__TO BE DONE__. Scan the entries below and extract each line with the word "Actions" in it.

(Recorded data)
↓↓↓

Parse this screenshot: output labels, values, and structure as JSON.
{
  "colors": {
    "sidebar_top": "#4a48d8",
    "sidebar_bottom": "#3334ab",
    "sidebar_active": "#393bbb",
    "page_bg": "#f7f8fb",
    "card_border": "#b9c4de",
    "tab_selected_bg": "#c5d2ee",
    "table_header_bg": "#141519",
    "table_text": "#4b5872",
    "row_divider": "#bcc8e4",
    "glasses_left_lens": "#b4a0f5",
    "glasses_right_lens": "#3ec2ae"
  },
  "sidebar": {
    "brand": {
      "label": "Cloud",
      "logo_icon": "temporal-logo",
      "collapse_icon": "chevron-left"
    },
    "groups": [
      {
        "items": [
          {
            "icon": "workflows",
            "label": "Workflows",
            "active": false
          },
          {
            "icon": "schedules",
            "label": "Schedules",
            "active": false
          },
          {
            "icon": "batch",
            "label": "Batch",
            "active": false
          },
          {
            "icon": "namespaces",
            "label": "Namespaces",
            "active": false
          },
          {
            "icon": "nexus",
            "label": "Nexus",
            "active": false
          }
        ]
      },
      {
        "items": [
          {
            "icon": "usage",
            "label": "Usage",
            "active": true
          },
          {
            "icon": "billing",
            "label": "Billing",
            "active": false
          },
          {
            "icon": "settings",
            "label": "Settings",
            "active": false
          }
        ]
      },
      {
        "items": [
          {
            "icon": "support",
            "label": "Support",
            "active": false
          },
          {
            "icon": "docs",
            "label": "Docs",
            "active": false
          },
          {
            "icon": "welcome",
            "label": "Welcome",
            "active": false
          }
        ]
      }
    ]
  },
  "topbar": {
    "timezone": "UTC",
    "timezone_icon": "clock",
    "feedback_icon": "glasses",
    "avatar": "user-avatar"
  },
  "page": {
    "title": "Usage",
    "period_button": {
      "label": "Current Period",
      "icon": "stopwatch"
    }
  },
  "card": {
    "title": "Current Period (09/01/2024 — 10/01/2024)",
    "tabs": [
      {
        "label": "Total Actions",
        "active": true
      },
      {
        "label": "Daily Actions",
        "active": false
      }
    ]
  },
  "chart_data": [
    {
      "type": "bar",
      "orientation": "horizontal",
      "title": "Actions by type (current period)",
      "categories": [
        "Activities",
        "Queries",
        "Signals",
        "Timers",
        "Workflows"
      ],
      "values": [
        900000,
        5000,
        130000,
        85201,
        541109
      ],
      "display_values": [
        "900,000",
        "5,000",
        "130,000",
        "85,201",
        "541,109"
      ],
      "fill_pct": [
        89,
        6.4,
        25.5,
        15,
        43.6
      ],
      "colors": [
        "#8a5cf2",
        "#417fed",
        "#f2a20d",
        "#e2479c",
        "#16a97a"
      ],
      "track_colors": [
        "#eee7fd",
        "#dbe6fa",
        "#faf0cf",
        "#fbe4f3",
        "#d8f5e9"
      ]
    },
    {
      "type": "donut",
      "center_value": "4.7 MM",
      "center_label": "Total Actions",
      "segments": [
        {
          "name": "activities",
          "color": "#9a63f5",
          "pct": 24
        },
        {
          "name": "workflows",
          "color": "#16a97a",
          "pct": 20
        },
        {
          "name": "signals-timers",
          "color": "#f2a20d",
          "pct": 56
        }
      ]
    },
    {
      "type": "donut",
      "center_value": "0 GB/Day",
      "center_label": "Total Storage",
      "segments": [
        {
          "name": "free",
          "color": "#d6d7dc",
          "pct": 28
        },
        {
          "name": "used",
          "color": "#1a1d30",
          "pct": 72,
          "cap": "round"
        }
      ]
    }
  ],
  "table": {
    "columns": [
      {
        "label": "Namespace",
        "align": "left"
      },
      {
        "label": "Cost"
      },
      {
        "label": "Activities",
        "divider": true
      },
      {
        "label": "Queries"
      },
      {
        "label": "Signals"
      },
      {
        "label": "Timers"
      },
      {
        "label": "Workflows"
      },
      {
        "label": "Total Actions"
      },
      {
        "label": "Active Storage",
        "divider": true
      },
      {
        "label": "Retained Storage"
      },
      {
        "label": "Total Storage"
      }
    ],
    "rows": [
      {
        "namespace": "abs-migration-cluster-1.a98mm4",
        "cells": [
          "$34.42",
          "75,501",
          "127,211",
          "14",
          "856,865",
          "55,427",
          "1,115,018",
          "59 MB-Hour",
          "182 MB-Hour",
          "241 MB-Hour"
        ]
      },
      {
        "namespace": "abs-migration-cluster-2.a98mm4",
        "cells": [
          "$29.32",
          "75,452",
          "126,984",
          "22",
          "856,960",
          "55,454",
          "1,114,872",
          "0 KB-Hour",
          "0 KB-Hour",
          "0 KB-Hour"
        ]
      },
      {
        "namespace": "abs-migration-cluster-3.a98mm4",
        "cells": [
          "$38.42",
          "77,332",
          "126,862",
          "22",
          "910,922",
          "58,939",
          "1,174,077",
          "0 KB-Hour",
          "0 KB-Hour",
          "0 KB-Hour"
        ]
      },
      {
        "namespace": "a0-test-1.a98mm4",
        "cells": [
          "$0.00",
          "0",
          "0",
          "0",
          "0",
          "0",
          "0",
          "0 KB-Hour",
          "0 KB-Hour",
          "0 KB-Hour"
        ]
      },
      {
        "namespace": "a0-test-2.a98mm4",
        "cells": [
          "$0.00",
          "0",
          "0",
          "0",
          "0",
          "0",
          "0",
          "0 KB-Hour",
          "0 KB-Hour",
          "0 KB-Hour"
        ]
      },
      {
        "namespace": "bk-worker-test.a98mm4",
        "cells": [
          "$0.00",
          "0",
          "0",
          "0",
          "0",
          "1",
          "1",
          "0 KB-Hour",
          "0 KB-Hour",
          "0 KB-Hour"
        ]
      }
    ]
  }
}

↑↑↑

__REPLY TO THE EXERCISE__.
        "label": "Total Actions",
        "label": "Daily Actions",
      "title": "Actions by type (current period)",
      "center_label": "Total Actions",
        "label": "Total Actions"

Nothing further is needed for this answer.